### Detalles de la tarea
Copia literalmente el fragmento del texto sobre la belleza que va entre "En efecto, agitada" y "si no extravagante.", ambos incluidos.

### Texto extraído
========================

En efecto, agitada por constantes y profundas renovaciones tecnológicas, nuestra sociedad ha mundializado la cultura, pero a costa de hacer omnipresente una estética irreflexiva, esclava de los impulsos y de las sensaciones pasajeras, vacía de significado, si no extravagante.
Se corre el riesgo, afirma Benedicto XVI, de considerar la vida como mera sucesión de hechos y experiencias en detrimento de la búsqueda de la verdad, del bien y de la belleza, que nos proporcionan la felicidad y la alegría. No obstante, los hombres no pueden ser vistos simplemente como «consumidores en un mercado de posibilidades indiferenciadas, donde la elección en sí misma se convierte en bien, la novedad se hace pasar como belleza y la experiencia subjetiva suplanta a la verdad».1
Por lo tanto, hoy más que nunca es oportuno preguntarse: ¿la belleza es una simple cuestión de gustos? ¿Debemos renunciar definitivamente a darle un sentido objetivo y pasar a analizarla bajo el prisma de una psicología individualista? ¿Hasta qué punto su concepto está influenciado por la política o por la economía, con sus peculiares intereses de mercado? ¿Su esencia se ve alterada por la vorágine de las modas cambiantes y contradictorias, tan propia de una sociedad de consumo? ¿O en esta cuestión existe una mayor profundidad filosófica, que abarca la existencia humana y su finalidad, y la hace objetiva?

========================

### Datos proporcionados
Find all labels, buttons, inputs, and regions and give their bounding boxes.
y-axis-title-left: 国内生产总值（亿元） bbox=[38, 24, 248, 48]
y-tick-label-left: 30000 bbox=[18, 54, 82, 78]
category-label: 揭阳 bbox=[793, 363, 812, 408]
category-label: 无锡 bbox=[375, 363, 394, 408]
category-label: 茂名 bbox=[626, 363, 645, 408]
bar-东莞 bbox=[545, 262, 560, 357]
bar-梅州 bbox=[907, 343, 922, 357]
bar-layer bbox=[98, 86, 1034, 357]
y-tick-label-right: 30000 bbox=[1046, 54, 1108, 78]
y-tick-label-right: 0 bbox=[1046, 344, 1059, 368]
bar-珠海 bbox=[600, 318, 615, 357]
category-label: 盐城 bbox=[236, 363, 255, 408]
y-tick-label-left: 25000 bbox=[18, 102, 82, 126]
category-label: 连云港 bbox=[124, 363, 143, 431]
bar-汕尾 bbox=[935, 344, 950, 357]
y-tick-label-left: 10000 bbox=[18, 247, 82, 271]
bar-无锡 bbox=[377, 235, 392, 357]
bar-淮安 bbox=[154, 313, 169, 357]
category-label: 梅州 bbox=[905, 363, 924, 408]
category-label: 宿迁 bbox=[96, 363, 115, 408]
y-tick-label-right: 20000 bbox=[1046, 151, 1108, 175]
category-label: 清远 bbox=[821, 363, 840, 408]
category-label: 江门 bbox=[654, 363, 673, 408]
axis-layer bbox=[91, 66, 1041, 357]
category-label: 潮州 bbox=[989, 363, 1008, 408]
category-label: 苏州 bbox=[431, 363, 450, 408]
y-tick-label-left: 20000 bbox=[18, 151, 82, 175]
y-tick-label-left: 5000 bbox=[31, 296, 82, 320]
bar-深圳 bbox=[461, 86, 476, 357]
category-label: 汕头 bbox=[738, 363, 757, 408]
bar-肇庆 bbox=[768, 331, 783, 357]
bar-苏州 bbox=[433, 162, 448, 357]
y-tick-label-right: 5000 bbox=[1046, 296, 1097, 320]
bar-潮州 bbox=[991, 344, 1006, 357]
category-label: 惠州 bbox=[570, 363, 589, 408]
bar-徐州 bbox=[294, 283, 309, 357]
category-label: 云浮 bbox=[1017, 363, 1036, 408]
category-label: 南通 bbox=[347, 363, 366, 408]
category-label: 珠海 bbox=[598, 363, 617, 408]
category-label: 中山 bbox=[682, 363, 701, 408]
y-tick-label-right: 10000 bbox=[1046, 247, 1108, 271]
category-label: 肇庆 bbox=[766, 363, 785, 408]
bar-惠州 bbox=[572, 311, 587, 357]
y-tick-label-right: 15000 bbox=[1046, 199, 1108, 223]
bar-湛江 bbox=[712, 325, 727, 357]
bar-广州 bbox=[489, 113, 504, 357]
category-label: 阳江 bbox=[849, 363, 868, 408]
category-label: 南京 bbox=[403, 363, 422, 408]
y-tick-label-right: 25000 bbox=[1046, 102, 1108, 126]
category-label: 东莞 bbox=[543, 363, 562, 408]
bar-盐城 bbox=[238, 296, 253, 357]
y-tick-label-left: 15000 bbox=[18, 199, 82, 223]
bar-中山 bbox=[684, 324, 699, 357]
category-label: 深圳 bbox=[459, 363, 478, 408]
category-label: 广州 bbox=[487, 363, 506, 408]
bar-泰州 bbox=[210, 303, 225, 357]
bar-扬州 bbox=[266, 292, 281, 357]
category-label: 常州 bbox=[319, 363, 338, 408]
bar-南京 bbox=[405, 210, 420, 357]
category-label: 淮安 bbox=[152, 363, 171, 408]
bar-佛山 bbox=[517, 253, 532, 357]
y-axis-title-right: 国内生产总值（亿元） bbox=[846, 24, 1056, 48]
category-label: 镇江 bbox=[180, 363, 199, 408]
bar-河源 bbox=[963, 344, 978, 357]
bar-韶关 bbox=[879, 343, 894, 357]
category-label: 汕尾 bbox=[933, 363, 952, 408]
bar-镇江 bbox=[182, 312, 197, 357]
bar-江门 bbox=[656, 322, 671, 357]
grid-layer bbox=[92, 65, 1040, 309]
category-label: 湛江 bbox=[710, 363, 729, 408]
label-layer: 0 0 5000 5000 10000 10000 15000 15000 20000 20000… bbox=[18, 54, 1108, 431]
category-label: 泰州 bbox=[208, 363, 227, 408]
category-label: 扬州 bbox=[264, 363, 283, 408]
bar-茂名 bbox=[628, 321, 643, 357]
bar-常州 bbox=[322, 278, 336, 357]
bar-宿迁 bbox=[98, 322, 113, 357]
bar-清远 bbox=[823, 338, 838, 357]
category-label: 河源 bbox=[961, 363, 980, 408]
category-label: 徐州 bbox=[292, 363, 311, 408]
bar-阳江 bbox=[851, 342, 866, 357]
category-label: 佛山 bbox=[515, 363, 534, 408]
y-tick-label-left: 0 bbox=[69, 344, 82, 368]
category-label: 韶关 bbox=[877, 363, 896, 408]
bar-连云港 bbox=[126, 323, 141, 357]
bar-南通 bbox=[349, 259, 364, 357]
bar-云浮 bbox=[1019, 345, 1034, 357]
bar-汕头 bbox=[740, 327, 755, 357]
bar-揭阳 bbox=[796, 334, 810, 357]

========================

### Respuesta escrita
En efecto, agitada por constantes y profundas renovaciones tecnológicas, nuestra sociedad ha mundializado la cultura, pero a costa de hacer omnipresente una estética irreflexiva, esclava de los impulsos y de las sensaciones pasajeras, vacía de significado, si no extravagante.